■ **DESCRIPTION OF THE TASK**:
Print the entries below word for word; the pictures stay out of your copy.

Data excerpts
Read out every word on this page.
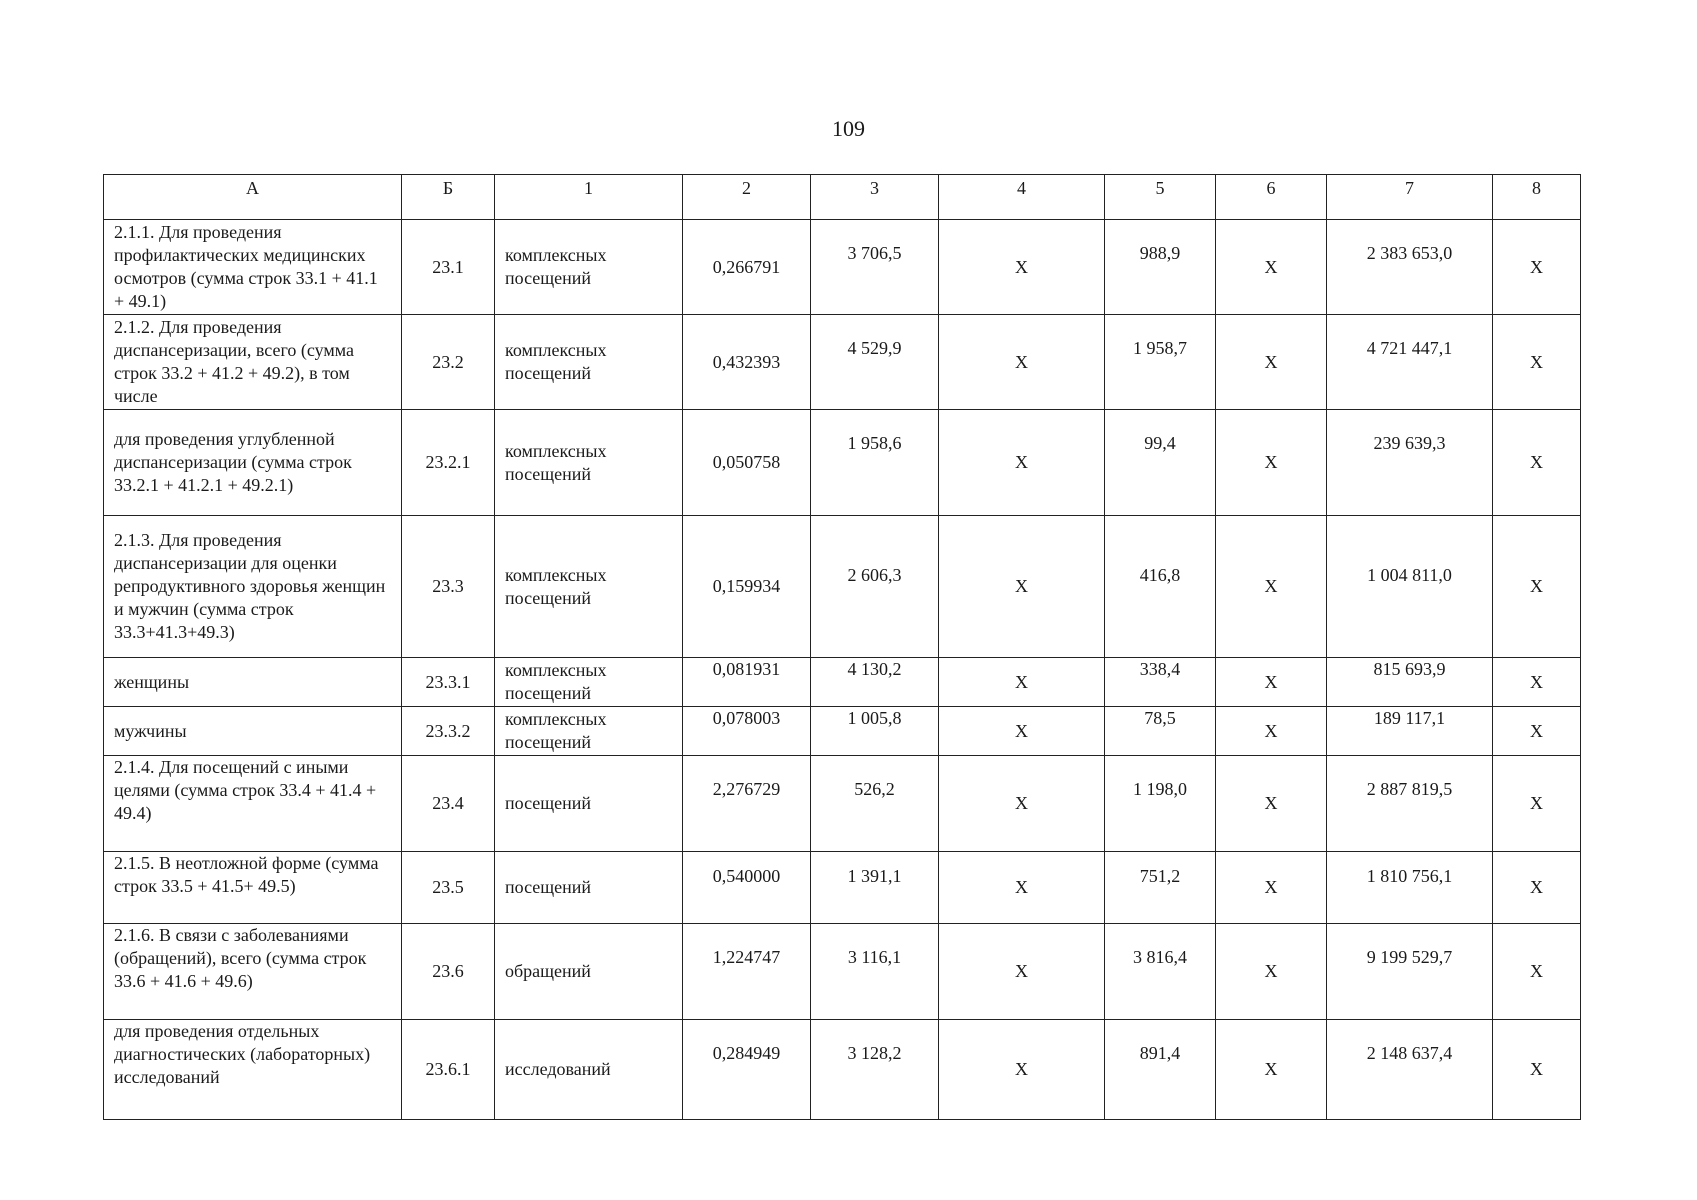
109
А	Б	1	2	3	4	5	6	7	8
2.1.1. Для проведения профилактических медицинских осмотров (сумма строк 33.1 + 41.1 + 49.1)	23.1	комплексных посещений	0,266791	3 706,5	Х	988,9	Х	2 383 653,0	Х
2.1.2. Для проведения диспансеризации, всего (сумма строк 33.2 + 41.2 + 49.2), в том числе	23.2	комплексных посещений	0,432393	4 529,9	Х	1 958,7	Х	4 721 447,1	Х
для проведения углубленной диспансеризации (сумма строк 33.2.1 + 41.2.1 + 49.2.1)	23.2.1	комплексных посещений	0,050758	1 958,6	Х	99,4	Х	239 639,3	Х
2.1.3. Для проведения диспансеризации для оценки репродуктивного здоровья женщин и мужчин (сумма строк 33.3+41.3+49.3)	23.3	комплексных посещений	0,159934	2 606,3	Х	416,8	Х	1 004 811,0	Х
женщины	23.3.1	комплексных посещений	0,081931	4 130,2	Х	338,4	Х	815 693,9	Х
мужчины	23.3.2	комплексных посещений	0,078003	1 005,8	Х	78,5	Х	189 117,1	Х
2.1.4. Для посещений с иными целями (сумма строк 33.4 + 41.4 + 49.4)	23.4	посещений	2,276729	526,2	Х	1 198,0	Х	2 887 819,5	Х
2.1.5. В неотложной форме (сумма строк 33.5 + 41.5+ 49.5)	23.5	посещений	0,540000	1 391,1	Х	751,2	Х	1 810 756,1	Х
2.1.6. В связи с заболеваниями (обращений), всего (сумма строк 33.6 + 41.6 + 49.6)	23.6	обращений	1,224747	3 116,1	Х	3 816,4	Х	9 199 529,7	Х
для проведения отдельных диагностических (лабораторных) исследований	23.6.1	исследований	0,284949	3 128,2	Х	891,4	Х	2 148 637,4	Х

■ **RESULT OF THIS TASK**:
Read out every word on this page.
109
А	Б	1	2	3	4	5	6	7	8
2.1.1. Для проведения профилактических медицинских осмотров (сумма строк 33.1 + 41.1 + 49.1)	23.1	комплексных посещений	0,266791	3 706,5	Х	988,9	Х	2 383 653,0	Х
2.1.2. Для проведения диспансеризации, всего (сумма строк 33.2 + 41.2 + 49.2), в том числе	23.2	комплексных посещений	0,432393	4 529,9	Х	1 958,7	Х	4 721 447,1	Х
для проведения углубленной диспансеризации (сумма строк 33.2.1 + 41.2.1 + 49.2.1)	23.2.1	комплексных посещений	0,050758	1 958,6	Х	99,4	Х	239 639,3	Х
2.1.3. Для проведения диспансеризации для оценки репродуктивного здоровья женщин и мужчин (сумма строк 33.3+41.3+49.3)	23.3	комплексных посещений	0,159934	2 606,3	Х	416,8	Х	1 004 811,0	Х
женщины	23.3.1	комплексных посещений	0,081931	4 130,2	Х	338,4	Х	815 693,9	Х
мужчины	23.3.2	комплексных посещений	0,078003	1 005,8	Х	78,5	Х	189 117,1	Х
2.1.4. Для посещений с иными целями (сумма строк 33.4 + 41.4 + 49.4)	23.4	посещений	2,276729	526,2	Х	1 198,0	Х	2 887 819,5	Х
2.1.5. В неотложной форме (сумма строк 33.5 + 41.5+ 49.5)	23.5	посещений	0,540000	1 391,1	Х	751,2	Х	1 810 756,1	Х
2.1.6. В связи с заболеваниями (обращений), всего (сумма строк 33.6 + 41.6 + 49.6)	23.6	обращений	1,224747	3 116,1	Х	3 816,4	Х	9 199 529,7	Х
для проведения отдельных диагностических (лабораторных) исследований	23.6.1	исследований	0,284949	3 128,2	Х	891,4	Х	2 148 637,4	Х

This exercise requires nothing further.